::: Data :::

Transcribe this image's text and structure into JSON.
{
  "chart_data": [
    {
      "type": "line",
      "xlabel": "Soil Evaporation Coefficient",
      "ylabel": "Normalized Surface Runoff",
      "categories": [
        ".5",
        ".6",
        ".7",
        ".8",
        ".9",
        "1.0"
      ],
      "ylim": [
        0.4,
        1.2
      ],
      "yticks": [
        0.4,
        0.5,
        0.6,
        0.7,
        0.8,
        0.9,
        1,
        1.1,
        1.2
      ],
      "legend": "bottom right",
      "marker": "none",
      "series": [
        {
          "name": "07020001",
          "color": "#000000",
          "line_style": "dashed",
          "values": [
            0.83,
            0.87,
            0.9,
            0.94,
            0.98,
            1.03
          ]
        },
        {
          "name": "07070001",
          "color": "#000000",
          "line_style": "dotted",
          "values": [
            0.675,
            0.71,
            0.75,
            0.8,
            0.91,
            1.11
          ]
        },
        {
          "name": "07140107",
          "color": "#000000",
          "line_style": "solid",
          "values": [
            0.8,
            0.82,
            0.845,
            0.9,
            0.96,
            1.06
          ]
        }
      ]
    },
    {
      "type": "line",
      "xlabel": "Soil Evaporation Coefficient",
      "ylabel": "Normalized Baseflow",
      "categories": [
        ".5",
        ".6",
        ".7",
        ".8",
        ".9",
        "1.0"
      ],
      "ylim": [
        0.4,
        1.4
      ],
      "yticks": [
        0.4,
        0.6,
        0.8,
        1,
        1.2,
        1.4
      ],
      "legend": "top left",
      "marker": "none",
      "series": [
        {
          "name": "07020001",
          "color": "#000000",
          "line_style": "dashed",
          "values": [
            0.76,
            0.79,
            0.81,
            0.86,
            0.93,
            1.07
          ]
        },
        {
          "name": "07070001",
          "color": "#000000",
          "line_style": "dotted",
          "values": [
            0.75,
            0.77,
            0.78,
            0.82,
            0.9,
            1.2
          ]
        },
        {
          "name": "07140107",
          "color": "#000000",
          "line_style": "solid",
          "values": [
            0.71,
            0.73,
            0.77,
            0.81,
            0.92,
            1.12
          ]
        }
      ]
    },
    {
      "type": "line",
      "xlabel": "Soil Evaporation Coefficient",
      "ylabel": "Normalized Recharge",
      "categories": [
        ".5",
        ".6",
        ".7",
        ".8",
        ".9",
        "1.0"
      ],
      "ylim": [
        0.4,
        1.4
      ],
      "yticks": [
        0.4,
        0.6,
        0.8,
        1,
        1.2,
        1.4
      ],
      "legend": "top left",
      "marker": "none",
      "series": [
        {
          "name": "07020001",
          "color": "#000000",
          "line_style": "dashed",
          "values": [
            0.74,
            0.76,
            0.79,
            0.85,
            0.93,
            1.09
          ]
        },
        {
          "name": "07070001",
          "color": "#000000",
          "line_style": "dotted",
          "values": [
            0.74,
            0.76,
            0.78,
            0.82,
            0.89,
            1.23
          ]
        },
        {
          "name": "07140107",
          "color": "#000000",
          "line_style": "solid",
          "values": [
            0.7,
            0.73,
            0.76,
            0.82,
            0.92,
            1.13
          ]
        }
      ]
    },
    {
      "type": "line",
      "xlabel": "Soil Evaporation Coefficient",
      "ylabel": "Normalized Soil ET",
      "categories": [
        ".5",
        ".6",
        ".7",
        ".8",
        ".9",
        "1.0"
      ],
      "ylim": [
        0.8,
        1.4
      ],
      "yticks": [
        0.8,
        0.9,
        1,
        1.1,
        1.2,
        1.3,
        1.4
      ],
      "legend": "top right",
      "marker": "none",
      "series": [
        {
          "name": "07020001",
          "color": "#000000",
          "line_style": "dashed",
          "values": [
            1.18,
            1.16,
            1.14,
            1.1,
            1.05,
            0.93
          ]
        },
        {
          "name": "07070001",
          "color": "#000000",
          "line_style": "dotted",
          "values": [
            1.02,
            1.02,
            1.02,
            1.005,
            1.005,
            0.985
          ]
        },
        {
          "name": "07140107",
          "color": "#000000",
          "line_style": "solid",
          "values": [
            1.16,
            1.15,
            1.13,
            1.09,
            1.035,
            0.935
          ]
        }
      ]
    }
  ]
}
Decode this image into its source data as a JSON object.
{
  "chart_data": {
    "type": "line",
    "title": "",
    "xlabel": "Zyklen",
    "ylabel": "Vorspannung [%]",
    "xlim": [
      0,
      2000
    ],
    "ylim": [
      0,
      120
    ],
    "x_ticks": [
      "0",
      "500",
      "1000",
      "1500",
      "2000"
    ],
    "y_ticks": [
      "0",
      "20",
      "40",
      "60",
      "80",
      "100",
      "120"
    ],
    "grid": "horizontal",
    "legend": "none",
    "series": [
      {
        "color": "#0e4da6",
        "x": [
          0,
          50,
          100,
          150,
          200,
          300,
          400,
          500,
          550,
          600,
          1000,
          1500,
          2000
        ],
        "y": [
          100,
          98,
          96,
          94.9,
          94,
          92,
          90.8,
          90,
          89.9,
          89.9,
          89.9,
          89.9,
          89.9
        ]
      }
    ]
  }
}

:::

#### Written problem
Transcribe all of the lines in the records precisely.

#### Result for this task
Transcribe this image's text and structure into JSON.
{
  "chart_data": [
    {
      "type": "line",
      "xlabel": "Soil Evaporation Coefficient",
      "ylabel": "Normalized Surface Runoff",
      "categories": [
        ".5",
        ".6",
        ".7",
        ".8",
        ".9",
        "1.0"
      ],
      "ylim": [
        0.4,
        1.2
      ],
      "yticks": [
        0.4,
        0.5,
        0.6,
        0.7,
        0.8,
        0.9,
        1,
        1.1,
        1.2
      ],
      "legend": "bottom right",
      "marker": "none",
      "series": [
        {
          "name": "07020001",
          "color": "#000000",
          "line_style": "dashed",
          "values": [
            0.83,
            0.87,
            0.9,
            0.94,
            0.98,
            1.03
          ]
        },
        {
          "name": "07070001",
          "color": "#000000",
          "line_style": "dotted",
          "values": [
            0.675,
            0.71,
            0.75,
            0.8,
            0.91,
            1.11
          ]
        },
        {
          "name": "07140107",
          "color": "#000000",
          "line_style": "solid",
          "values": [
            0.8,
            0.82,
            0.845,
            0.9,
            0.96,
            1.06
          ]
        }
      ]
    },
    {
      "type": "line",
      "xlabel": "Soil Evaporation Coefficient",
      "ylabel": "Normalized Baseflow",
      "categories": [
        ".5",
        ".6",
        ".7",
        ".8",
        ".9",
        "1.0"
      ],
      "ylim": [
        0.4,
        1.4
      ],
      "yticks": [
        0.4,
        0.6,
        0.8,
        1,
        1.2,
        1.4
      ],
      "legend": "top left",
      "marker": "none",
      "series": [
        {
          "name": "07020001",
          "color": "#000000",
          "line_style": "dashed",
          "values": [
            0.76,
            0.79,
            0.81,
            0.86,
            0.93,
            1.07
          ]
        },
        {
          "name": "07070001",
          "color": "#000000",
          "line_style": "dotted",
          "values": [
            0.75,
            0.77,
            0.78,
            0.82,
            0.9,
            1.2
          ]
        },
        {
          "name": "07140107",
          "color": "#000000",
          "line_style": "solid",
          "values": [
            0.71,
            0.73,
            0.77,
            0.81,
            0.92,
            1.12
          ]
        }
      ]
    },
    {
      "type": "line",
      "xlabel": "Soil Evaporation Coefficient",
      "ylabel": "Normalized Recharge",
      "categories": [
        ".5",
        ".6",
        ".7",
        ".8",
        ".9",
        "1.0"
      ],
      "ylim": [
        0.4,
        1.4
      ],
      "yticks": [
        0.4,
        0.6,
        0.8,
        1,
        1.2,
        1.4
      ],
      "legend": "top left",
      "marker": "none",
      "series": [
        {
          "name": "07020001",
          "color": "#000000",
          "line_style": "dashed",
          "values": [
            0.74,
            0.76,
            0.79,
            0.85,
            0.93,
            1.09
          ]
        },
        {
          "name": "07070001",
          "color": "#000000",
          "line_style": "dotted",
          "values": [
            0.74,
            0.76,
            0.78,
            0.82,
            0.89,
            1.23
          ]
        },
        {
          "name": "07140107",
          "color": "#000000",
          "line_style": "solid",
          "values": [
            0.7,
            0.73,
            0.76,
            0.82,
            0.92,
            1.13
          ]
        }
      ]
    },
    {
      "type": "line",
      "xlabel": "Soil Evaporation Coefficient",
      "ylabel": "Normalized Soil ET",
      "categories": [
        ".5",
        ".6",
        ".7",
        ".8",
        ".9",
        "1.0"
      ],
      "ylim": [
        0.8,
        1.4
      ],
      "yticks": [
        0.8,
        0.9,
        1,
        1.1,
        1.2,
        1.3,
        1.4
      ],
      "legend": "top right",
      "marker": "none",
      "series": [
        {
          "name": "07020001",
          "color": "#000000",
          "line_style": "dashed",
          "values": [
            1.18,
            1.16,
            1.14,
            1.1,
            1.05,
            0.93
          ]
        },
        {
          "name": "07070001",
          "color": "#000000",
          "line_style": "dotted",
          "values": [
            1.02,
            1.02,
            1.02,
            1.005,
            1.005,
            0.985
          ]
        },
        {
          "name": "07140107",
          "color": "#000000",
          "line_style": "solid",
          "values": [
            1.16,
            1.15,
            1.13,
            1.09,
            1.035,
            0.935
          ]
        }
      ]
    }
  ]
}
Decode this image into its source data as a JSON object.
{
  "chart_data": {
    "type": "line",
    "title": "",
    "xlabel": "Zyklen",
    "ylabel": "Vorspannung [%]",
    "xlim": [
      0,
      2000
    ],
    "ylim": [
      0,
      120
    ],
    "x_ticks": [
      "0",
      "500",
      "1000",
      "1500",
      "2000"
    ],
    "y_ticks": [
      "0",
      "20",
      "40",
      "60",
      "80",
      "100",
      "120"
    ],
    "grid": "horizontal",
    "legend": "none",
    "series": [
      {
        "color": "#0e4da6",
        "x": [
          0,
          50,
          100,
          150,
          200,
          300,
          400,
          500,
          550,
          600,
          1000,
          1500,
          2000
        ],
        "y": [
          100,
          98,
          96,
          94.9,
          94,
          92,
          90.8,
          90,
          89.9,
          89.9,
          89.9,
          89.9,
          89.9
        ]
      }
    ]
  }
}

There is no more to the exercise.